● **TASK REQUIREMENTS**: Only the pictures are omitted; repeat all other data exactly.

● **INFORMATION GIVEN**:

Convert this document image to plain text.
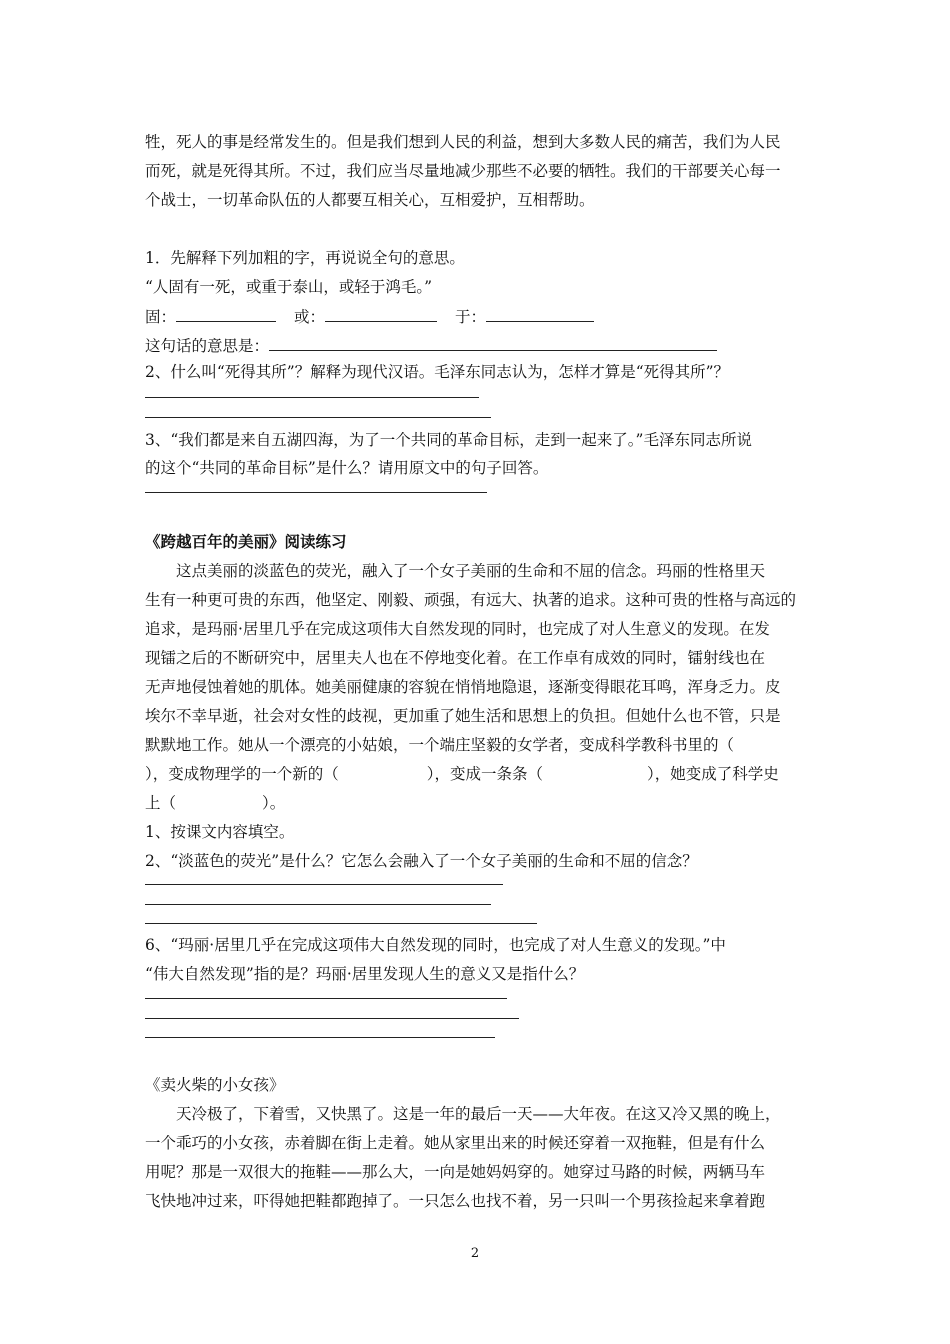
牲，死人的事是经常发生的。但是我们想到人民的利益，想到大多数人民的痛苦，我们为人民
而死，就是死得其所。不过，我们应当尽量地减少那些不必要的牺牲。我们的干部要关心每一
个战士，一切革命队伍的人都要互相关心，互相爱护，互相帮助。
1．先解释下列加粗的字，再说说全句的意思。
“人固有一死，或重于泰山，或轻于鸿毛。”
固：	或：	于：
这句话的意思是：
2、什么叫“死得其所”？解释为现代汉语。毛泽东同志认为，怎样才算是“死得其所”？
3、“我们都是来自五湖四海，为了一个共同的革命目标，走到一起来了。”毛泽东同志所说
的这个“共同的革命目标”是什么？请用原文中的句子回答。
《跨越百年的美丽》阅读练习
这点美丽的淡蓝色的荧光，融入了一个女子美丽的生命和不屈的信念。玛丽的性格里天
生有一种更可贵的东西，他坚定、刚毅、顽强，有远大、执著的追求。这种可贵的性格与高远的
追求，是玛丽·居里几乎在完成这项伟大自然发现的同时，也完成了对人生意义的发现。在发
现镭之后的不断研究中，居里夫人也在不停地变化着。在工作卓有成效的同时，镭射线也在
无声地侵蚀着她的肌体。她美丽健康的容貌在悄悄地隐退，逐渐变得眼花耳鸣，浑身乏力。皮
埃尔不幸早逝，社会对女性的歧视，更加重了她生活和思想上的负担。但她什么也不管，只是
默默地工作。她从一个漂亮的小姑娘，一个端庄坚毅的女学者，变成科学教科书里的（
），变成物理学的一个新的（	），变成一条条（	），她变成了科学史
上（	）。
1、按课文内容填空。
2、“淡蓝色的荧光”是什么？它怎么会融入了一个女子美丽的生命和不屈的信念？
6、“玛丽·居里几乎在完成这项伟大自然发现的同时，也完成了对人生意义的发现。”中
“伟大自然发现”指的是？玛丽·居里发现人生的意义又是指什么？
《卖火柴的小女孩》
天冷极了，下着雪，又快黑了。这是一年的最后一天——大年夜。在这又冷又黑的晚上，
一个乖巧的小女孩，赤着脚在街上走着。她从家里出来的时候还穿着一双拖鞋，但是有什么
用呢？那是一双很大的拖鞋——那么大，一向是她妈妈穿的。她穿过马路的时候，两辆马车
飞快地冲过来，吓得她把鞋都跑掉了。一只怎么也找不着，另一只叫一个男孩捡起来拿着跑
2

● **OUTPUT**:
Convert this document image to plain text.
牲，死人的事是经常发生的。但是我们想到人民的利益，想到大多数人民的痛苦，我们为人民
而死，就是死得其所。不过，我们应当尽量地减少那些不必要的牺牲。我们的干部要关心每一
个战士，一切革命队伍的人都要互相关心，互相爱护，互相帮助。
1．先解释下列加粗的字，再说说全句的意思。
“人固有一死，或重于泰山，或轻于鸿毛。”
固：	或：	于：
这句话的意思是：
2、什么叫“死得其所”？解释为现代汉语。毛泽东同志认为，怎样才算是“死得其所”？
3、“我们都是来自五湖四海，为了一个共同的革命目标，走到一起来了。”毛泽东同志所说
的这个“共同的革命目标”是什么？请用原文中的句子回答。
《跨越百年的美丽》阅读练习
这点美丽的淡蓝色的荧光，融入了一个女子美丽的生命和不屈的信念。玛丽的性格里天
生有一种更可贵的东西，他坚定、刚毅、顽强，有远大、执著的追求。这种可贵的性格与高远的
追求，是玛丽·居里几乎在完成这项伟大自然发现的同时，也完成了对人生意义的发现。在发
现镭之后的不断研究中，居里夫人也在不停地变化着。在工作卓有成效的同时，镭射线也在
无声地侵蚀着她的肌体。她美丽健康的容貌在悄悄地隐退，逐渐变得眼花耳鸣，浑身乏力。皮
埃尔不幸早逝，社会对女性的歧视，更加重了她生活和思想上的负担。但她什么也不管，只是
默默地工作。她从一个漂亮的小姑娘，一个端庄坚毅的女学者，变成科学教科书里的（
），变成物理学的一个新的（	），变成一条条（	），她变成了科学史
上（	）。
1、按课文内容填空。
2、“淡蓝色的荧光”是什么？它怎么会融入了一个女子美丽的生命和不屈的信念？
6、“玛丽·居里几乎在完成这项伟大自然发现的同时，也完成了对人生意义的发现。”中
“伟大自然发现”指的是？玛丽·居里发现人生的意义又是指什么？
《卖火柴的小女孩》
天冷极了，下着雪，又快黑了。这是一年的最后一天——大年夜。在这又冷又黑的晚上，
一个乖巧的小女孩，赤着脚在街上走着。她从家里出来的时候还穿着一双拖鞋，但是有什么
用呢？那是一双很大的拖鞋——那么大，一向是她妈妈穿的。她穿过马路的时候，两辆马车
飞快地冲过来，吓得她把鞋都跑掉了。一只怎么也找不着，另一只叫一个男孩捡起来拿着跑
2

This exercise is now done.